Given entries:
+--

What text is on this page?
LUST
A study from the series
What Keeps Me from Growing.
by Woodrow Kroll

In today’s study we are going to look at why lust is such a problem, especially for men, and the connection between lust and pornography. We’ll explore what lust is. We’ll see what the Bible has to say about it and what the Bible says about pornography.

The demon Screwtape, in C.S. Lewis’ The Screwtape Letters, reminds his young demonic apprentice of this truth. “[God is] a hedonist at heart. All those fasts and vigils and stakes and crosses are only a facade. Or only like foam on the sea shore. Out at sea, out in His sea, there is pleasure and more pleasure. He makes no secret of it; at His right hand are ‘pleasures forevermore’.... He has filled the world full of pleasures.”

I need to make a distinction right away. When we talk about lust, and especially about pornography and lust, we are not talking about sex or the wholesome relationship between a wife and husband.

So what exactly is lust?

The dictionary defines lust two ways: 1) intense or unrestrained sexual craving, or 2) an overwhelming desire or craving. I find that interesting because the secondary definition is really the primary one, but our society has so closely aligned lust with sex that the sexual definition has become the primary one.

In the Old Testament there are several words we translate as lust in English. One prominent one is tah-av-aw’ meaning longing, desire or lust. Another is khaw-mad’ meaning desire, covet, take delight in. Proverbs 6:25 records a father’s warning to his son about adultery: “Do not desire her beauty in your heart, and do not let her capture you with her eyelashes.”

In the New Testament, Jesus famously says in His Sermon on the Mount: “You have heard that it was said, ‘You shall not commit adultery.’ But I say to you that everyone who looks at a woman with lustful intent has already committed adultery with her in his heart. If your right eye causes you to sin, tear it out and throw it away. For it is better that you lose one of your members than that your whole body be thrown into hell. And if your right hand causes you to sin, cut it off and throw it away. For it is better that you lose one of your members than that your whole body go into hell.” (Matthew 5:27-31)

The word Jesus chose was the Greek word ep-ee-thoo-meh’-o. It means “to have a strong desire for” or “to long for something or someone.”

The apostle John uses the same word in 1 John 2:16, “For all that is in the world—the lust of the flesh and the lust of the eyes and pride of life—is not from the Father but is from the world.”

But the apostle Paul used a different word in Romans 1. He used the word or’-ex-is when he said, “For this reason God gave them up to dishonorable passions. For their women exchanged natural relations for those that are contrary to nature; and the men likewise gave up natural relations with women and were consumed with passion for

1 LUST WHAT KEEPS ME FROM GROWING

+--

Copy each line above that contains the string "desire".

The dictionary defines lust two ways: 1) intense or unrestrained sexual craving, or 2) an overwhelming desire or craving. I find that interesting because the secondary definition is really the primary one, but our society has so closely aligned lust with sex that the sexual definition has become the primary one.
In the Old Testament there are several words we translate as lust in English. One prominent one is tah-av-aw’ meaning longing, desire or lust. Another is khaw-mad’ meaning desire, covet, take delight in. Proverbs 6:25 records a father’s warning to his son about adultery: “Do not desire her beauty in your heart, and do not let her capture you with her eyelashes.”
The word Jesus chose was the Greek word ep-ee-thoo-meh’-o. It means “to have a strong desire for” or “to long for something or someone.”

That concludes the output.